**Instructions to follow**
Extract the lines that carry the string "circle" from the listing.

-*-*-

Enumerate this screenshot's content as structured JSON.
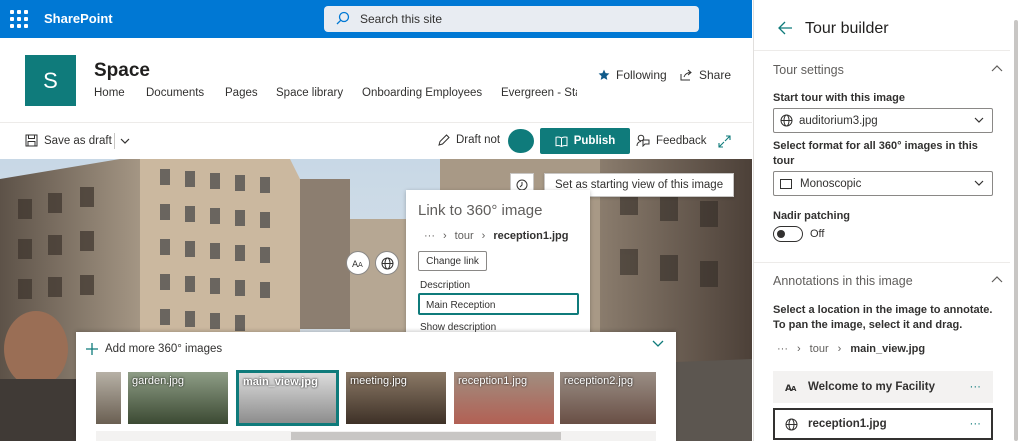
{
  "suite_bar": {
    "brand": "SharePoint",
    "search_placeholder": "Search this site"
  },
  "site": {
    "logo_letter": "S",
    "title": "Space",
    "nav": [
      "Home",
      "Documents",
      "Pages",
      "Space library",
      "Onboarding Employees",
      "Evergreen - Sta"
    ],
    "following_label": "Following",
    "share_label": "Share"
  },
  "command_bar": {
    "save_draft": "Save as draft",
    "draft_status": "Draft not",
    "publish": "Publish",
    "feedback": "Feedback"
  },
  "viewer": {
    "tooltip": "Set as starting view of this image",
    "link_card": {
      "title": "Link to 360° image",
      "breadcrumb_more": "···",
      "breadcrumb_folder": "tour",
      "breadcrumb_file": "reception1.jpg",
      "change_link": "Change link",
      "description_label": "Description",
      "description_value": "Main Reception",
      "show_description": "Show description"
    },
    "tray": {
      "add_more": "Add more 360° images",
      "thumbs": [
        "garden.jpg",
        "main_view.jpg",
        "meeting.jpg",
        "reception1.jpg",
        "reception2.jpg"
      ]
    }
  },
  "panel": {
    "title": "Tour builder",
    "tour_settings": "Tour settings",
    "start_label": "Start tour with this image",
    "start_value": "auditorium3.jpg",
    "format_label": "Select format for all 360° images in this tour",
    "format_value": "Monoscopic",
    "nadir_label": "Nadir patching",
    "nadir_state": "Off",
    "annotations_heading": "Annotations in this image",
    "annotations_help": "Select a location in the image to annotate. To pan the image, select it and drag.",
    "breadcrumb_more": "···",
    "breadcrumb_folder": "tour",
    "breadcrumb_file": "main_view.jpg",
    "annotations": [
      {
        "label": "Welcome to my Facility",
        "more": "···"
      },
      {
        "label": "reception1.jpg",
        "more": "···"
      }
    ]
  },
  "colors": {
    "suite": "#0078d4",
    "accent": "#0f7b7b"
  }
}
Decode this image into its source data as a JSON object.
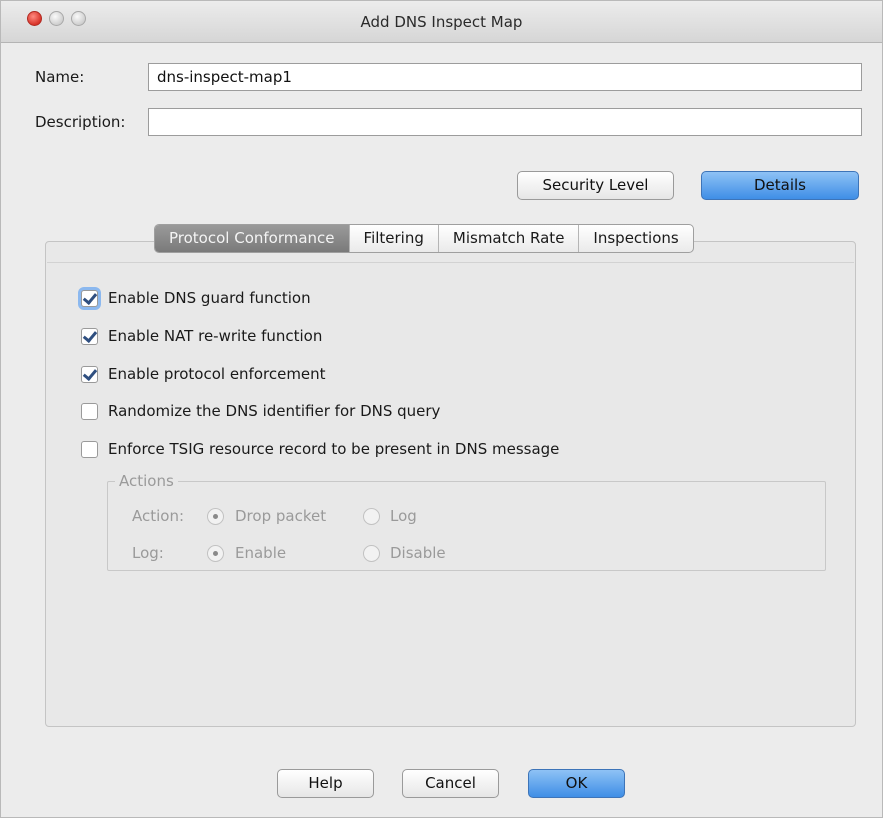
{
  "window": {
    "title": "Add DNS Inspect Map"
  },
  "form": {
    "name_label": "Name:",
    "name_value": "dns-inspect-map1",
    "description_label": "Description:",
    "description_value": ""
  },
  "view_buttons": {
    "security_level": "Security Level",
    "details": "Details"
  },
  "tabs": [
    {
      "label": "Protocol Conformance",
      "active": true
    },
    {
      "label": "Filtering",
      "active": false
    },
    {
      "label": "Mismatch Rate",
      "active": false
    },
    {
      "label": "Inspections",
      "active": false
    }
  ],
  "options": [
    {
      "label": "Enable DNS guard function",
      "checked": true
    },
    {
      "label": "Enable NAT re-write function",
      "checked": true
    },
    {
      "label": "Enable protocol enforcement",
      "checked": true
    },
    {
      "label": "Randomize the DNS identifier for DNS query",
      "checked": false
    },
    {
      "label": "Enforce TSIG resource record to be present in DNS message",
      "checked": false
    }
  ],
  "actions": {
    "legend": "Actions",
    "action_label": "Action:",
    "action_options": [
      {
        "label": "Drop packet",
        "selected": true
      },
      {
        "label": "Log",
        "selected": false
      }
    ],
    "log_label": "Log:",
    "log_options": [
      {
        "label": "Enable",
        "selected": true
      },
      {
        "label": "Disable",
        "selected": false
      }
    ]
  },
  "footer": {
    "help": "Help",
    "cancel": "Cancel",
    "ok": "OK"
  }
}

-*-*-

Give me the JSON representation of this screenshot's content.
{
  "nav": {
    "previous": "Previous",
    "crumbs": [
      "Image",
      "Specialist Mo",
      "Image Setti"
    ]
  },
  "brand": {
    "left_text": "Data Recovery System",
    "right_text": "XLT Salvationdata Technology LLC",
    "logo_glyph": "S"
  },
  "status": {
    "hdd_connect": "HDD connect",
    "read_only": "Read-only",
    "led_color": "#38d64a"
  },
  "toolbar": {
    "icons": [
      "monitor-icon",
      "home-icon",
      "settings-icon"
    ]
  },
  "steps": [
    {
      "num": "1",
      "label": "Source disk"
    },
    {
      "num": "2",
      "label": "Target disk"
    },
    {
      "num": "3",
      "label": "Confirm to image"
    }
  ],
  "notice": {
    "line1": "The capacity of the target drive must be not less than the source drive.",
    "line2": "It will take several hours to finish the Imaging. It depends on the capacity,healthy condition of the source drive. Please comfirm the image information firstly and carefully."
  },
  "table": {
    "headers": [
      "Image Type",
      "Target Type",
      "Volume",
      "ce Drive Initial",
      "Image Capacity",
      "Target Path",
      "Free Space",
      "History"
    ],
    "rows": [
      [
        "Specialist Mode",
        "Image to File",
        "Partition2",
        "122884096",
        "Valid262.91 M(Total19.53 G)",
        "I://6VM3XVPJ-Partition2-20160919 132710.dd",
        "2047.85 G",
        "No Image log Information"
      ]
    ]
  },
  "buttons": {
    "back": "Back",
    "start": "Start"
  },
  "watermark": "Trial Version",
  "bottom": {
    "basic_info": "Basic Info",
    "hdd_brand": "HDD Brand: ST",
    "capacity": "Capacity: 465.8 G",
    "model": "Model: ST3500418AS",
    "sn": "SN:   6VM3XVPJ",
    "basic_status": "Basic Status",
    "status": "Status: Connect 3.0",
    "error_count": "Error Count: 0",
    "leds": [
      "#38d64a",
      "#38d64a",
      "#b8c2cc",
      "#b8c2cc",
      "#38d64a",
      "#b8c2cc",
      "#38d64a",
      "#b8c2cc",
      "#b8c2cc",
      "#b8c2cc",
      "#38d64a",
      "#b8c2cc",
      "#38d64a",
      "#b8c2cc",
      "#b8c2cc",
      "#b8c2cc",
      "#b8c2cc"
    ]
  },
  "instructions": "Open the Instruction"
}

-*-*-

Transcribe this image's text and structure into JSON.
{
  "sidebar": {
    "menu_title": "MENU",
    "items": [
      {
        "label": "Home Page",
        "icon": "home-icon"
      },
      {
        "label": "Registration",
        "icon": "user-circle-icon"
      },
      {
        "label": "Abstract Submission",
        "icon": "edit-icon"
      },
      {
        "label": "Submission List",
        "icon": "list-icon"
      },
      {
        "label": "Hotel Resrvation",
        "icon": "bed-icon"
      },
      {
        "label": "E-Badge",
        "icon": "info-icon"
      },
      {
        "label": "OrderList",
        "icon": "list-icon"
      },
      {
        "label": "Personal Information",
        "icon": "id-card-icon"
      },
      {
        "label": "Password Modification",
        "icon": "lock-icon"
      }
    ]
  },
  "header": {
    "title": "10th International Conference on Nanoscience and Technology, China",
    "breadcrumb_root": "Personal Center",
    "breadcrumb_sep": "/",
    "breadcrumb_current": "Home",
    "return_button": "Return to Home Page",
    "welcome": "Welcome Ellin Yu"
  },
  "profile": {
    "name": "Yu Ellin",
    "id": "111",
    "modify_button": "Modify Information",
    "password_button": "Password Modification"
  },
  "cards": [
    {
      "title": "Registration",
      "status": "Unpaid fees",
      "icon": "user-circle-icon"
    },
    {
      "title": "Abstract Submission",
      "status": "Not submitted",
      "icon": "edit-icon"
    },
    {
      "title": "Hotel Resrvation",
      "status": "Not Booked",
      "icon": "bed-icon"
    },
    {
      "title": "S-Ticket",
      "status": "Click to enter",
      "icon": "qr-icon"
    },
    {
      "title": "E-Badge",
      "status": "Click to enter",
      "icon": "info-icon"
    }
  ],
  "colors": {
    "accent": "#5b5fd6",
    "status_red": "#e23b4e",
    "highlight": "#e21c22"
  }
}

-*-*-

**Full solution**
        "icon": "user-circle-icon"
      "icon": "user-circle-icon"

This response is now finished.